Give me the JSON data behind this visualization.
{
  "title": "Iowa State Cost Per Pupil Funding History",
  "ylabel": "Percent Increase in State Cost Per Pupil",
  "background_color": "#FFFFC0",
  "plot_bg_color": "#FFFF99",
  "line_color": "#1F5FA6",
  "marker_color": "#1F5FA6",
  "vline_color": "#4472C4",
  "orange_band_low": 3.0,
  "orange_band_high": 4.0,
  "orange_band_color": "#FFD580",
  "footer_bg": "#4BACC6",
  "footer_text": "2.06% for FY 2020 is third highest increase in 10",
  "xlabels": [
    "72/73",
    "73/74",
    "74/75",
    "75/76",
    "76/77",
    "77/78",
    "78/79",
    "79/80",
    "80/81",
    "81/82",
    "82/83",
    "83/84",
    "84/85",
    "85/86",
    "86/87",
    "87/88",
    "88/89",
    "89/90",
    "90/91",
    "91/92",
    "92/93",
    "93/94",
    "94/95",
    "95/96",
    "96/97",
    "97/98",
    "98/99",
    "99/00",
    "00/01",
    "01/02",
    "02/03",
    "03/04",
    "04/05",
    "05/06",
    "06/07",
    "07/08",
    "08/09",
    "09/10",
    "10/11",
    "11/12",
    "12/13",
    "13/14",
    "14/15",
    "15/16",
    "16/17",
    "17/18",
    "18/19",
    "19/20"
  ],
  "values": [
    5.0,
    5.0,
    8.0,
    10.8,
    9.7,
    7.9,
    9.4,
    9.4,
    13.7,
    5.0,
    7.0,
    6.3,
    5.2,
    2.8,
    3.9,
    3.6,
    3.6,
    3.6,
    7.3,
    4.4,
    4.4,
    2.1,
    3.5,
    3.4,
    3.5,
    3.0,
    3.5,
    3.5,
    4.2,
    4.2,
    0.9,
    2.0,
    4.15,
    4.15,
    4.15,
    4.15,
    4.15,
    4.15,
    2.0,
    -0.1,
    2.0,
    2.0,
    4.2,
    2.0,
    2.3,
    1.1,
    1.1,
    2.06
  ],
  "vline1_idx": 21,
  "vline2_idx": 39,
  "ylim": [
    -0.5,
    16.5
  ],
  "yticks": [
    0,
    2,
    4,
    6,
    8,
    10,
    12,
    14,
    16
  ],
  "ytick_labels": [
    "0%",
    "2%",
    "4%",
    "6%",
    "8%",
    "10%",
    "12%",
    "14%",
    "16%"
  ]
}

◆ Exercise instructions ◆
Output all of the data above without any alteration.

◆ Task solution ◆
Give me the JSON data behind this visualization.
{
  "title": "Iowa State Cost Per Pupil Funding History",
  "ylabel": "Percent Increase in State Cost Per Pupil",
  "background_color": "#FFFFC0",
  "plot_bg_color": "#FFFF99",
  "line_color": "#1F5FA6",
  "marker_color": "#1F5FA6",
  "vline_color": "#4472C4",
  "orange_band_low": 3.0,
  "orange_band_high": 4.0,
  "orange_band_color": "#FFD580",
  "footer_bg": "#4BACC6",
  "footer_text": "2.06% for FY 2020 is third highest increase in 10",
  "xlabels": [
    "72/73",
    "73/74",
    "74/75",
    "75/76",
    "76/77",
    "77/78",
    "78/79",
    "79/80",
    "80/81",
    "81/82",
    "82/83",
    "83/84",
    "84/85",
    "85/86",
    "86/87",
    "87/88",
    "88/89",
    "89/90",
    "90/91",
    "91/92",
    "92/93",
    "93/94",
    "94/95",
    "95/96",
    "96/97",
    "97/98",
    "98/99",
    "99/00",
    "00/01",
    "01/02",
    "02/03",
    "03/04",
    "04/05",
    "05/06",
    "06/07",
    "07/08",
    "08/09",
    "09/10",
    "10/11",
    "11/12",
    "12/13",
    "13/14",
    "14/15",
    "15/16",
    "16/17",
    "17/18",
    "18/19",
    "19/20"
  ],
  "values": [
    5.0,
    5.0,
    8.0,
    10.8,
    9.7,
    7.9,
    9.4,
    9.4,
    13.7,
    5.0,
    7.0,
    6.3,
    5.2,
    2.8,
    3.9,
    3.6,
    3.6,
    3.6,
    7.3,
    4.4,
    4.4,
    2.1,
    3.5,
    3.4,
    3.5,
    3.0,
    3.5,
    3.5,
    4.2,
    4.2,
    0.9,
    2.0,
    4.15,
    4.15,
    4.15,
    4.15,
    4.15,
    4.15,
    2.0,
    -0.1,
    2.0,
    2.0,
    4.2,
    2.0,
    2.3,
    1.1,
    1.1,
    2.06
  ],
  "vline1_idx": 21,
  "vline2_idx": 39,
  "ylim": [
    -0.5,
    16.5
  ],
  "yticks": [
    0,
    2,
    4,
    6,
    8,
    10,
    12,
    14,
    16
  ],
  "ytick_labels": [
    "0%",
    "2%",
    "4%",
    "6%",
    "8%",
    "10%",
    "12%",
    "14%",
    "16%"
  ]
}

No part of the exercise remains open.